**SELECTED EXTRACT**:

Monday, February 20, 2017

pincushion giveaway

It's finally time to explain why I've gone pincushion crazy. (As if I need an excuse, right?) I'm packing all these up to take to Quilt Con this week for a super duper giveaway! If you would like a pincushion, come say hello to me at Quilt Con! All that I ask for in exchange is that you show me a photo of something that you've made from one of my patterns, tutorials, fabric, one of my books, etc. I plan to do the giveaway over two days....Thursday and Friday. (I will have about half of the pincushions with me each day.) The giveaway is while supplies last, obviously.

I originally wanted to make 100, but I'm going to be happy with my 75, I guess. I don't think I would be able to carry 100 of them, anyway! :) I hope to meet you there!

Happy Monday to you!

Friday, February 17, 2017

LOVE hoop art and a finished scarf

A few days ago, I attempted to make a pincushion with the word LOVE on it, but it turned out waaaay too big, so I turned it into hoop art instead! I've been kicking around the idea of making something like this for a long time, I just didn't realize that it would be this week! Ha! The letters were pieced improvisationally. I ran out of red fabric (ridiculous, but true!) so I made the L from a print rather than a solid. I love that it is a little bit scrappy!

**RECORDS**:

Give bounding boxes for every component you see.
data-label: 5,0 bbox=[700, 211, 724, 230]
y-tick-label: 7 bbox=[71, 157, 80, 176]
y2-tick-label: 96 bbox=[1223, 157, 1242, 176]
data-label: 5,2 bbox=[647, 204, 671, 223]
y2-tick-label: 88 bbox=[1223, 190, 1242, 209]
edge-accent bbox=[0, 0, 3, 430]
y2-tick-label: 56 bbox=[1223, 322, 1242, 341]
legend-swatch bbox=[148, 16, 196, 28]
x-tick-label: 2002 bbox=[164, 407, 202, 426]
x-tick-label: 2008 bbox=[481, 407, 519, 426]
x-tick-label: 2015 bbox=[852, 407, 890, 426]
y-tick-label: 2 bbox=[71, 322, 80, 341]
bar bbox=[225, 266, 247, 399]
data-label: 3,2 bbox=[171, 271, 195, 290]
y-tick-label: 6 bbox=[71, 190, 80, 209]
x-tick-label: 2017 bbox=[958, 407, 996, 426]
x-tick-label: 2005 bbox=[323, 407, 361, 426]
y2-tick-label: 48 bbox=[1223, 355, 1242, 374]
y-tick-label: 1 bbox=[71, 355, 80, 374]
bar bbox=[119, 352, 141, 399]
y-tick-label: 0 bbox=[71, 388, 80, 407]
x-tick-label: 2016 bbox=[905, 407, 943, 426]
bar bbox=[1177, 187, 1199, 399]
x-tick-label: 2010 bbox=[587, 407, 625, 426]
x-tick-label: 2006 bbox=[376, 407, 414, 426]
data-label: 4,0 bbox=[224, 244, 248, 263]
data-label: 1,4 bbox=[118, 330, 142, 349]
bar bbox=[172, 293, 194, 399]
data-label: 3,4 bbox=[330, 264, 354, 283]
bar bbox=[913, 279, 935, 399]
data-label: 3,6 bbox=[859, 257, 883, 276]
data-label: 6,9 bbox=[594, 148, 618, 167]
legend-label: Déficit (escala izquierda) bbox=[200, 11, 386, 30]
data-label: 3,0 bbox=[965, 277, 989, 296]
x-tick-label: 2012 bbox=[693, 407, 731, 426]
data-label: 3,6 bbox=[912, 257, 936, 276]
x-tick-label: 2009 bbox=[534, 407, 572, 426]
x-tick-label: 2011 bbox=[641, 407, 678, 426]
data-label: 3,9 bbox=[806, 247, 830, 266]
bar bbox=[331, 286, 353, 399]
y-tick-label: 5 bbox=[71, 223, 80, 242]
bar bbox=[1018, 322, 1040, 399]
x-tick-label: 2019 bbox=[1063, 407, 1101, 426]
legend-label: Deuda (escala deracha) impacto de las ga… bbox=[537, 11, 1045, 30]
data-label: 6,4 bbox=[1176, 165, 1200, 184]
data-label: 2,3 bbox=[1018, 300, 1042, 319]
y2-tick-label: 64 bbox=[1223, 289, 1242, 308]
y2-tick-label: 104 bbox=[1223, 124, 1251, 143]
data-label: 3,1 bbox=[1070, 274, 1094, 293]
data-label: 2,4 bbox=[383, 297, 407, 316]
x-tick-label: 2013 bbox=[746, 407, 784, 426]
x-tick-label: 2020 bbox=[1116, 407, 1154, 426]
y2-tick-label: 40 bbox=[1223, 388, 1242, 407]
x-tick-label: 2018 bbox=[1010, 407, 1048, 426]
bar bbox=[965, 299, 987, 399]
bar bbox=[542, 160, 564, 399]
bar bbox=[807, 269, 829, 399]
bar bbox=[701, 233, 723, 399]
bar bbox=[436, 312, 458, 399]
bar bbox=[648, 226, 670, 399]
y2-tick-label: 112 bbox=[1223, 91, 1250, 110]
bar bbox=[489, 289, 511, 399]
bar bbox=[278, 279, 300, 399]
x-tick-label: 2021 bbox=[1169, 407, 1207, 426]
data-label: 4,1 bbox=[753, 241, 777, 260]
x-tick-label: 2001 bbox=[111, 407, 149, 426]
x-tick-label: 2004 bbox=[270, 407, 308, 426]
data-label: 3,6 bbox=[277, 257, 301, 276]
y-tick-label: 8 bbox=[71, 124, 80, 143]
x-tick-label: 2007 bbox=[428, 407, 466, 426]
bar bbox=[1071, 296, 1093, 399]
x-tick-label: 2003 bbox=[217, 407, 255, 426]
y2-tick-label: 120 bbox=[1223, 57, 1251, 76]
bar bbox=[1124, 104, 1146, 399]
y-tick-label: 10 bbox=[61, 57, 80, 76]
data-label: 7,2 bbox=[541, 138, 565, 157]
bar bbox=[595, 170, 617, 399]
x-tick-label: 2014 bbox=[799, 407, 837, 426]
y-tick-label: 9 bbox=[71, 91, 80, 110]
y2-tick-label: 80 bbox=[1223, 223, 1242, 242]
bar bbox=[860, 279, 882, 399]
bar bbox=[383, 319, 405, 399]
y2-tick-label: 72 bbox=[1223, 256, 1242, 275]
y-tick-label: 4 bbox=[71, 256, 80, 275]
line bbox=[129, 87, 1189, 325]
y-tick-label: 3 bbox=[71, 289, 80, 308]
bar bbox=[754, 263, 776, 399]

**TASKS FOR THIS EXERCISE**:
1 - Rewrite the blog post, everything from "It's finally time" down to "supplies last, obviously.", switching "Thursday" for "Saturday".
2 - Answer these questions about the blog post:
(a) How many pincushions did the writer end up making?
(b) In the LOVE hoop art, which letter was made from a print instead of a solid?
(c) What must a person show the writer to get a pincushion?

**RESULTS IN ORDER**:
1 -
It's finally time to explain why I've gone pincushion crazy. (As if I need an excuse, right?) I'm packing all these up to take to Quilt Con this week for a super duper giveaway! If you would like a pincushion, come say hello to me at Quilt Con! All that I ask for in exchange is that you show me a photo of something that you've made from one of my patterns, tutorials, fabric, one of my books, etc. I plan to do the giveaway over two days....Saturday and Friday. (I will have about half of the pincushions with me each day.) The giveaway is while supplies last, obviously.

2 -
(a) 75.
(b) The L.
(c) A photo of something made from one of the writer's patterns, tutorials, fabric, books, or similar.